=== INFORMATION PROVIDED ===

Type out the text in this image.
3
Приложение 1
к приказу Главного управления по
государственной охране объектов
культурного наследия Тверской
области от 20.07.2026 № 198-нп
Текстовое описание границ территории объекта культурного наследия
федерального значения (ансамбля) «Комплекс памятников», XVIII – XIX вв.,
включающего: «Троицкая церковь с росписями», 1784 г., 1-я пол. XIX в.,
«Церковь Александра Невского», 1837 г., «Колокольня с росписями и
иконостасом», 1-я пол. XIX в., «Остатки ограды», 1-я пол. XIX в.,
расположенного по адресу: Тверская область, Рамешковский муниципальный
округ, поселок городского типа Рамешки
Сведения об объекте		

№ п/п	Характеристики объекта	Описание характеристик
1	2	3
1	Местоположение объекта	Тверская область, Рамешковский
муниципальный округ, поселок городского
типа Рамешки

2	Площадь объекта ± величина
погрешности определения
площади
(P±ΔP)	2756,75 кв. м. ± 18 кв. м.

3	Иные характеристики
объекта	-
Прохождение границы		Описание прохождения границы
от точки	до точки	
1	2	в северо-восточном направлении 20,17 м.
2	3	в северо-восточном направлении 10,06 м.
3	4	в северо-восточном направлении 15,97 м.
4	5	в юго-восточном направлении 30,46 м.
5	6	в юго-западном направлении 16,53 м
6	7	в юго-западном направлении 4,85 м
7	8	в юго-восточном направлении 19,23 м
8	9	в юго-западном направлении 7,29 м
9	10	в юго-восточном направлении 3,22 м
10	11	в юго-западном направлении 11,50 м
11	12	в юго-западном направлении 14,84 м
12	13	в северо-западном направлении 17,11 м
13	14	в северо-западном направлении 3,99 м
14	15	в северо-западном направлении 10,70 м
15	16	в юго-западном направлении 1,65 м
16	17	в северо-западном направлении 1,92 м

===

Send back every record, precisely as written.

» EXERCISE ANSWER:
Type out the text in this image.
3
Приложение 1
к приказу Главного управления по
государственной охране объектов
культурного наследия Тверской
области от 20.07.2026 № 198-нп
Текстовое описание границ территории объекта культурного наследия
федерального значения (ансамбля) «Комплекс памятников», XVIII – XIX вв.,
включающего: «Троицкая церковь с росписями», 1784 г., 1-я пол. XIX в.,
«Церковь Александра Невского», 1837 г., «Колокольня с росписями и
иконостасом», 1-я пол. XIX в., «Остатки ограды», 1-я пол. XIX в.,
расположенного по адресу: Тверская область, Рамешковский муниципальный
округ, поселок городского типа Рамешки
Сведения об объекте		

№ п/п	Характеристики объекта	Описание характеристик
1	2	3
1	Местоположение объекта	Тверская область, Рамешковский
муниципальный округ, поселок городского
типа Рамешки

2	Площадь объекта ± величина
погрешности определения
площади
(P±ΔP)	2756,75 кв. м. ± 18 кв. м.

3	Иные характеристики
объекта	-
Прохождение границы		Описание прохождения границы
от точки	до точки	
1	2	в северо-восточном направлении 20,17 м.
2	3	в северо-восточном направлении 10,06 м.
3	4	в северо-восточном направлении 15,97 м.
4	5	в юго-восточном направлении 30,46 м.
5	6	в юго-западном направлении 16,53 м
6	7	в юго-западном направлении 4,85 м
7	8	в юго-восточном направлении 19,23 м
8	9	в юго-западном направлении 7,29 м
9	10	в юго-восточном направлении 3,22 м
10	11	в юго-западном направлении 11,50 м
11	12	в юго-западном направлении 14,84 м
12	13	в северо-западном направлении 17,11 м
13	14	в северо-западном направлении 3,99 м
14	15	в северо-западном направлении 10,70 м
15	16	в юго-западном направлении 1,65 м
16	17	в северо-западном направлении 1,92 м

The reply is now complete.